■ WORK TO BE COMPLETED ■
Return every line below as is, leaving out the pictures.

■ MATERIALS PROVIDED ■
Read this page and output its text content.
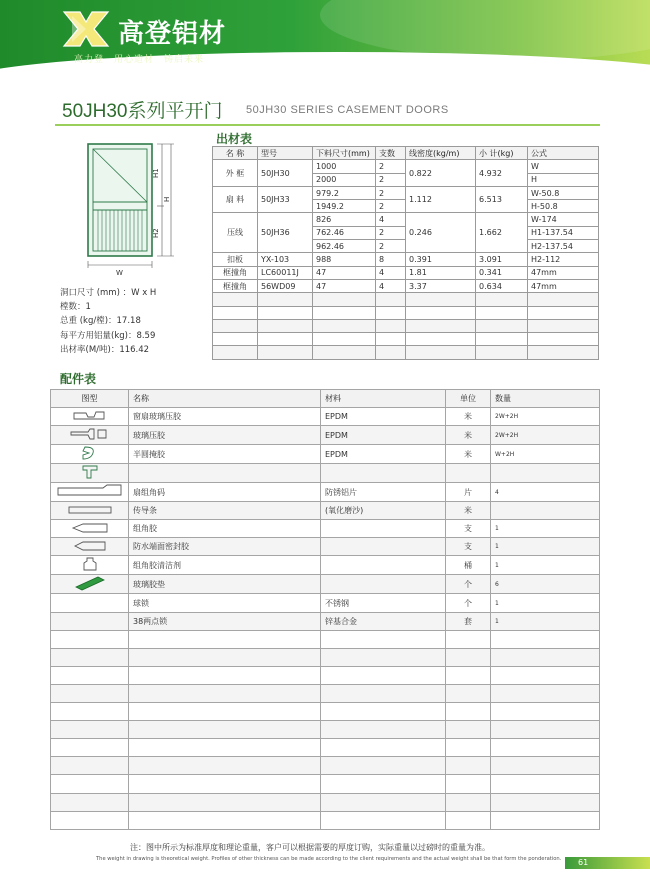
高登铝材
高力登　用心造材　铸启未来
50JH30系列平开门 50JH30 SERIES CASEMENT DOORS
H1
H
H2
W
洞口尺寸 (mm) ：W x H
樘数：1
总重 (kg/樘)：17.18
每平方用铝量(kg)：8.59
出材率(M/吨)：116.42
出材表
名 称	型号	下料尺寸(mm)	支数	线密度(kg/m)	小 计(kg)	公式
外 框	50JH30	1000	2	0.822	4.932	W
		2000	2			H
扇 料	50JH33	979.2	2	1.112	6.513	W-50.8
		1949.2	2			H-50.8
压线	50JH36	826	4	0.246	1.662	W-174
		762.46	2			H1-137.54
		962.46	2			H2-137.54
扣板	YX-103	988	8	0.391	3.091	H2-112
框撞角	LC60011J	47	4	1.81	0.341	47mm
框撞角	56WD09	47	4	3.37	0.634	47mm

配件表
图型	名称	材料	单位	数量
	窗扇玻璃压胶	EPDM	米	2W+2H
	玻璃压胶	EPDM	米	2W+2H
	半圆掩胶	EPDM	米	W+2H

	扇组角码	防锈铝片	片	4
	传导条	(氧化磨沙)	米	
	组角胶		支	1
	防水端面密封胶		支	1
	组角胶清洁剂		桶	1
	玻璃胶垫		个	6
	球锁	不锈钢	个	1
	38两点锁	锌基合金	套	1

注：图中所示为标准厚度和理论重量，客户可以根据需要的厚度订购，实际重量以过磅时的重量为准。
The weight in drawing is theoretical weight. Profiles of other thickness can be made according to the client requirements and the actual weight shall be that form the ponderation. 61
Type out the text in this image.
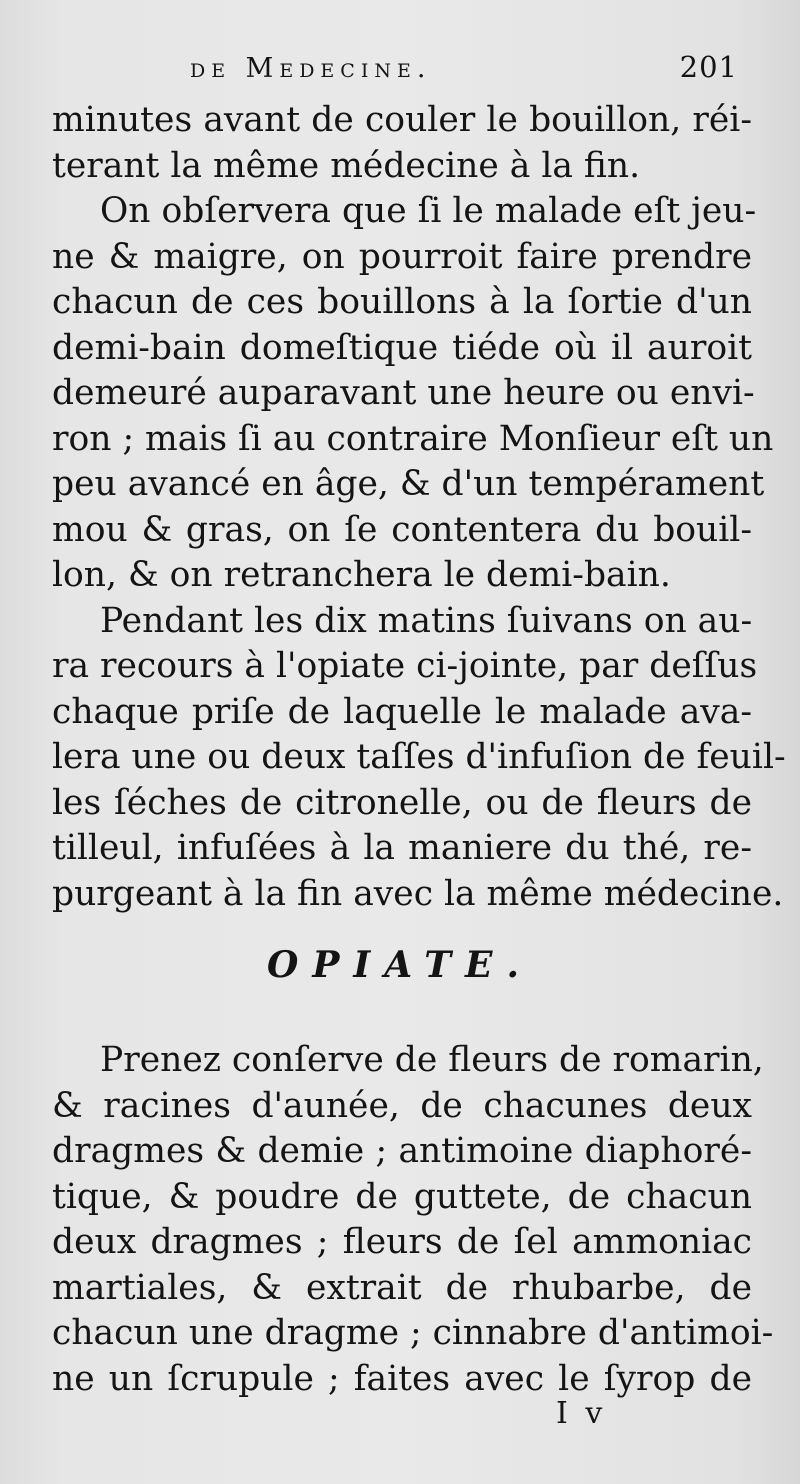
de Medecine.	201
minutes avant de couler le bouillon, réi-
terant la même médecine à la fin.
On obſervera que ſi le malade eſt jeu-
ne & maigre, on pourroit faire prendre
chacun de ces bouillons à la ſortie d'un
demi-bain domeſtique tiéde où il auroit
demeuré auparavant une heure ou envi-
ron ; mais ſi au contraire Monſieur eſt un
peu avancé en âge, & d'un tempérament
mou & gras, on ſe contentera du bouil-
lon, & on retranchera le demi-bain.
Pendant les dix matins ſuivans on au-
ra recours à l'opiate ci-jointe, par deſſus
chaque priſe de laquelle le malade ava-
lera une ou deux taſſes d'infuſion de feuil-
les ſéches de citronelle, ou de fleurs de
tilleul, infuſées à la maniere du thé, re-
purgeant à la fin avec la même médecine.
OPIATE.
Prenez conſerve de fleurs de romarin,
& racines d'aunée, de chacunes deux
dragmes & demie ; antimoine diaphoré-
tique, & poudre de guttete, de chacun
deux dragmes ; fleurs de ſel ammoniac
martiales, & extrait de rhubarbe, de
chacun une dragme ; cinnabre d'antimoi-
ne un ſcrupule ; faites avec le ſyrop de
I v
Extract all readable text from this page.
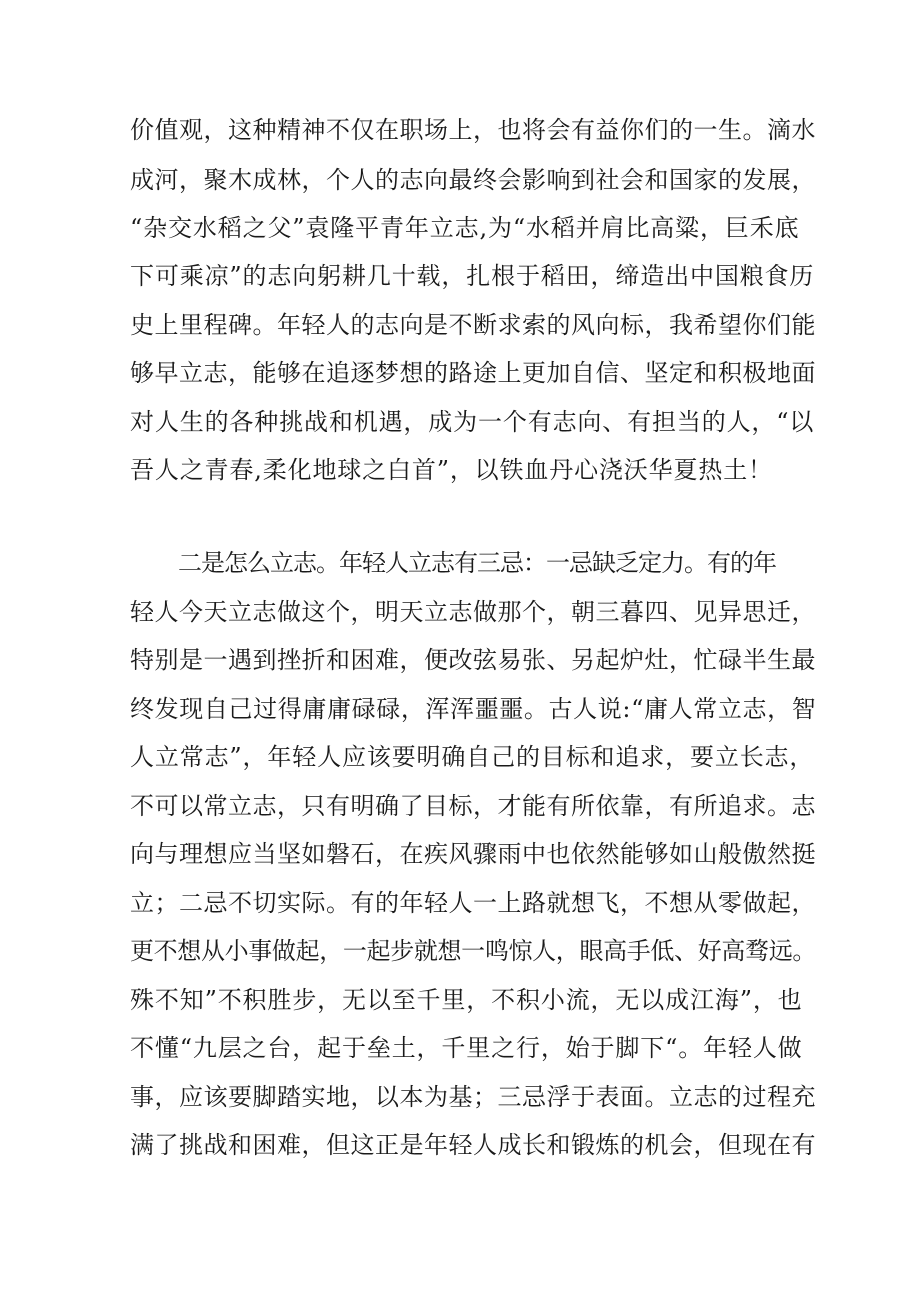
价值观，这种精神不仅在职场上，也将会有益你们的一生。滴水
成河，聚木成林，个人的志向最终会影响到社会和国家的发展，
“杂交水稻之父”袁隆平青年立志,为“水稻并肩比高粱，巨禾底
下可乘凉”的志向躬耕几十载，扎根于稻田，缔造出中国粮食历
史上里程碑。年轻人的志向是不断求索的风向标，我希望你们能
够早立志，能够在追逐梦想的路途上更加自信、坚定和积极地面
对人生的各种挑战和机遇，成为一个有志向、有担当的人，“以
吾人之青春,柔化地球之白首”，以铁血丹心浇沃华夏热土！
二是怎么立志。年轻人立志有三忌：一忌缺乏定力。有的年
轻人今天立志做这个，明天立志做那个，朝三暮四、见异思迁，
特别是一遇到挫折和困难，便改弦易张、另起炉灶，忙碌半生最
终发现自己过得庸庸碌碌，浑浑噩噩。古人说:“庸人常立志，智
人立常志”，年轻人应该要明确自己的目标和追求，要立长志，
不可以常立志，只有明确了目标，才能有所依靠，有所追求。志
向与理想应当坚如磐石，在疾风骤雨中也依然能够如山般傲然挺
立；二忌不切实际。有的年轻人一上路就想飞，不想从零做起，
更不想从小事做起，一起步就想一鸣惊人，眼高手低、好高骛远。
殊不知”不积胜步，无以至千里，不积小流，无以成江海”，也
不懂“九层之台，起于垒土，千里之行，始于脚下“。年轻人做
事，应该要脚踏实地，以本为基；三忌浮于表面。立志的过程充
满了挑战和困难，但这正是年轻人成长和锻炼的机会，但现在有
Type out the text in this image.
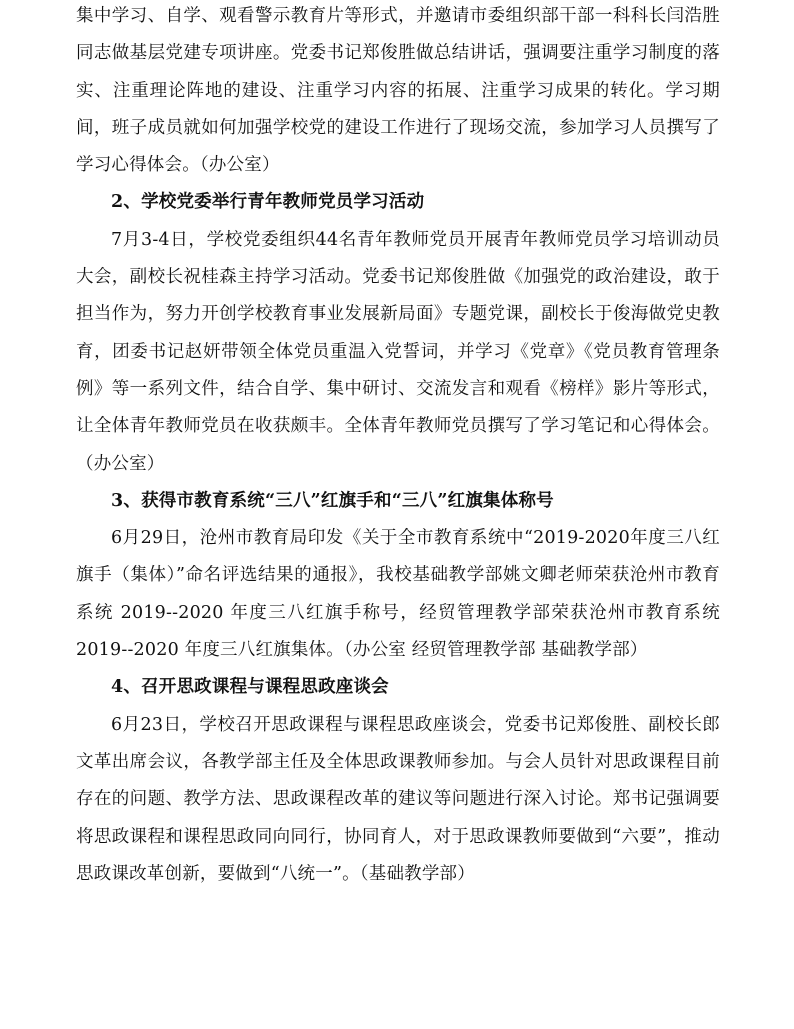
集中学习、自学、观看警示教育片等形式，并邀请市委组织部干部一科科长闫浩胜同志做基层党建专项讲座。党委书记郑俊胜做总结讲话，强调要注重学习制度的落实、注重理论阵地的建设、注重学习内容的拓展、注重学习成果的转化。学习期间，班子成员就如何加强学校党的建设工作进行了现场交流，参加学习人员撰写了学习心得体会。（办公室）

2、学校党委举行青年教师党员学习活动

7月3-4日，学校党委组织44名青年教师党员开展青年教师党员学习培训动员大会，副校长祝桂森主持学习活动。党委书记郑俊胜做《加强党的政治建设，敢于担当作为，努力开创学校教育事业发展新局面》专题党课，副校长于俊海做党史教育，团委书记赵妍带领全体党员重温入党誓词，并学习《党章》《党员教育管理条例》等一系列文件，结合自学、集中研讨、交流发言和观看《榜样》影片等形式，让全体青年教师党员在收获颇丰。全体青年教师党员撰写了学习笔记和心得体会。（办公室）

3、获得市教育系统“三八”红旗手和“三八”红旗集体称号

6月29日，沧州市教育局印发《关于全市教育系统中“2019-2020年度三八红旗手（集体）”命名评选结果的通报》，我校基础教学部姚文卿老师荣获沧州市教育系统 2019--2020 年度三八红旗手称号，经贸管理教学部荣获沧州市教育系统 2019--2020 年度三八红旗集体。（办公室 经贸管理教学部 基础教学部）

4、召开思政课程与课程思政座谈会

6月23日，学校召开思政课程与课程思政座谈会，党委书记郑俊胜、副校长郎文革出席会议，各教学部主任及全体思政课教师参加。与会人员针对思政课程目前存在的问题、教学方法、思政课程改革的建议等问题进行深入讨论。郑书记强调要将思政课程和课程思政同向同行，协同育人，对于思政课教师要做到“六要”，推动思政课改革创新，要做到“八统一”。（基础教学部）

■ RESULT BELOW ■
Read this page and output its text content.
高登铝材
高力登　用心造材　铸启未来
50JH30系列平开门 50JH30 SERIES CASEMENT DOORS
H1
H
H2
W
洞口尺寸 (mm) ：W x H
樘数：1
总重 (kg/樘)：17.18
每平方用铝量(kg)：8.59
出材率(M/吨)：116.42
出材表
名 称	型号	下料尺寸(mm)	支数	线密度(kg/m)	小 计(kg)	公式
外 框	50JH30	1000	2	0.822	4.932	W
		2000	2			H
扇 料	50JH33	979.2	2	1.112	6.513	W-50.8
		1949.2	2			H-50.8
压线	50JH36	826	4	0.246	1.662	W-174
		762.46	2			H1-137.54
		962.46	2			H2-137.54
扣板	YX-103	988	8	0.391	3.091	H2-112
框撞角	LC60011J	47	4	1.81	0.341	47mm
框撞角	56WD09	47	4	3.37	0.634	47mm

配件表
图型	名称	材料	单位	数量
	窗扇玻璃压胶	EPDM	米	2W+2H
	玻璃压胶	EPDM	米	2W+2H
	半圆掩胶	EPDM	米	W+2H

	扇组角码	防锈铝片	片	4
	传导条	(氧化磨沙)	米	
	组角胶		支	1
	防水端面密封胶		支	1
	组角胶清洁剂		桶	1
	玻璃胶垫		个	6
	球锁	不锈钢	个	1
	38两点锁	锌基合金	套	1

注：图中所示为标准厚度和理论重量，客户可以根据需要的厚度订购，实际重量以过磅时的重量为准。
The weight in drawing is theoretical weight. Profiles of other thickness can be made according to the client requirements and the actual weight shall be that form the ponderation. 61
Type out the text in this image.
de Medecine.	201
minutes avant de couler le bouillon, réi-
terant la même médecine à la fin.
On obſervera que ſi le malade eſt jeu-
ne & maigre, on pourroit faire prendre
chacun de ces bouillons à la ſortie d'un
demi-bain domeſtique tiéde où il auroit
demeuré auparavant une heure ou envi-
ron ; mais ſi au contraire Monſieur eſt un
peu avancé en âge, & d'un tempérament
mou & gras, on ſe contentera du bouil-
lon, & on retranchera le demi-bain.
Pendant les dix matins ſuivans on au-
ra recours à l'opiate ci-jointe, par deſſus
chaque priſe de laquelle le malade ava-
lera une ou deux taſſes d'infuſion de feuil-
les ſéches de citronelle, ou de fleurs de
tilleul, infuſées à la maniere du thé, re-
purgeant à la fin avec la même médecine.
OPIATE.
Prenez conſerve de fleurs de romarin,
& racines d'aunée, de chacunes deux
dragmes & demie ; antimoine diaphoré-
tique, & poudre de guttete, de chacun
deux dragmes ; fleurs de ſel ammoniac
martiales, & extrait de rhubarbe, de
chacun une dragme ; cinnabre d'antimoi-
ne un ſcrupule ; faites avec le ſyrop de
I v
Extract all readable text from this page.
价值观，这种精神不仅在职场上，也将会有益你们的一生。滴水
成河，聚木成林，个人的志向最终会影响到社会和国家的发展，
“杂交水稻之父”袁隆平青年立志,为“水稻并肩比高粱，巨禾底
下可乘凉”的志向躬耕几十载，扎根于稻田，缔造出中国粮食历
史上里程碑。年轻人的志向是不断求索的风向标，我希望你们能
够早立志，能够在追逐梦想的路途上更加自信、坚定和积极地面
对人生的各种挑战和机遇，成为一个有志向、有担当的人，“以
吾人之青春,柔化地球之白首”，以铁血丹心浇沃华夏热土！
二是怎么立志。年轻人立志有三忌：一忌缺乏定力。有的年
轻人今天立志做这个，明天立志做那个，朝三暮四、见异思迁，
特别是一遇到挫折和困难，便改弦易张、另起炉灶，忙碌半生最
终发现自己过得庸庸碌碌，浑浑噩噩。古人说:“庸人常立志，智
人立常志”，年轻人应该要明确自己的目标和追求，要立长志，
不可以常立志，只有明确了目标，才能有所依靠，有所追求。志
向与理想应当坚如磐石，在疾风骤雨中也依然能够如山般傲然挺
立；二忌不切实际。有的年轻人一上路就想飞，不想从零做起，
更不想从小事做起，一起步就想一鸣惊人，眼高手低、好高骛远。
殊不知”不积胜步，无以至千里，不积小流，无以成江海”，也
不懂“九层之台，起于垒土，千里之行，始于脚下“。年轻人做
事，应该要脚踏实地，以本为基；三忌浮于表面。立志的过程充
满了挑战和困难，但这正是年轻人成长和锻炼的机会，但现在有
Type out the text in this image.
集中学习、自学、观看警示教育片等形式，并邀请市委组织部干部一科科长闫浩胜同志做基层党建专项讲座。党委书记郑俊胜做总结讲话，强调要注重学习制度的落实、注重理论阵地的建设、注重学习内容的拓展、注重学习成果的转化。学习期间，班子成员就如何加强学校党的建设工作进行了现场交流，参加学习人员撰写了学习心得体会。（办公室）

2、学校党委举行青年教师党员学习活动

7月3-4日，学校党委组织44名青年教师党员开展青年教师党员学习培训动员大会，副校长祝桂森主持学习活动。党委书记郑俊胜做《加强党的政治建设，敢于担当作为，努力开创学校教育事业发展新局面》专题党课，副校长于俊海做党史教育，团委书记赵妍带领全体党员重温入党誓词，并学习《党章》《党员教育管理条例》等一系列文件，结合自学、集中研讨、交流发言和观看《榜样》影片等形式，让全体青年教师党员在收获颇丰。全体青年教师党员撰写了学习笔记和心得体会。（办公室）

3、获得市教育系统“三八”红旗手和“三八”红旗集体称号

6月29日，沧州市教育局印发《关于全市教育系统中“2019-2020年度三八红旗手（集体）”命名评选结果的通报》，我校基础教学部姚文卿老师荣获沧州市教育系统 2019--2020 年度三八红旗手称号，经贸管理教学部荣获沧州市教育系统 2019--2020 年度三八红旗集体。（办公室 经贸管理教学部 基础教学部）

4、召开思政课程与课程思政座谈会

6月23日，学校召开思政课程与课程思政座谈会，党委书记郑俊胜、副校长郎文革出席会议，各教学部主任及全体思政课教师参加。与会人员针对思政课程目前存在的问题、教学方法、思政课程改革的建议等问题进行深入讨论。郑书记强调要将思政课程和课程思政同向同行，协同育人，对于思政课教师要做到“六要”，推动思政课改革创新，要做到“八统一”。（基础教学部）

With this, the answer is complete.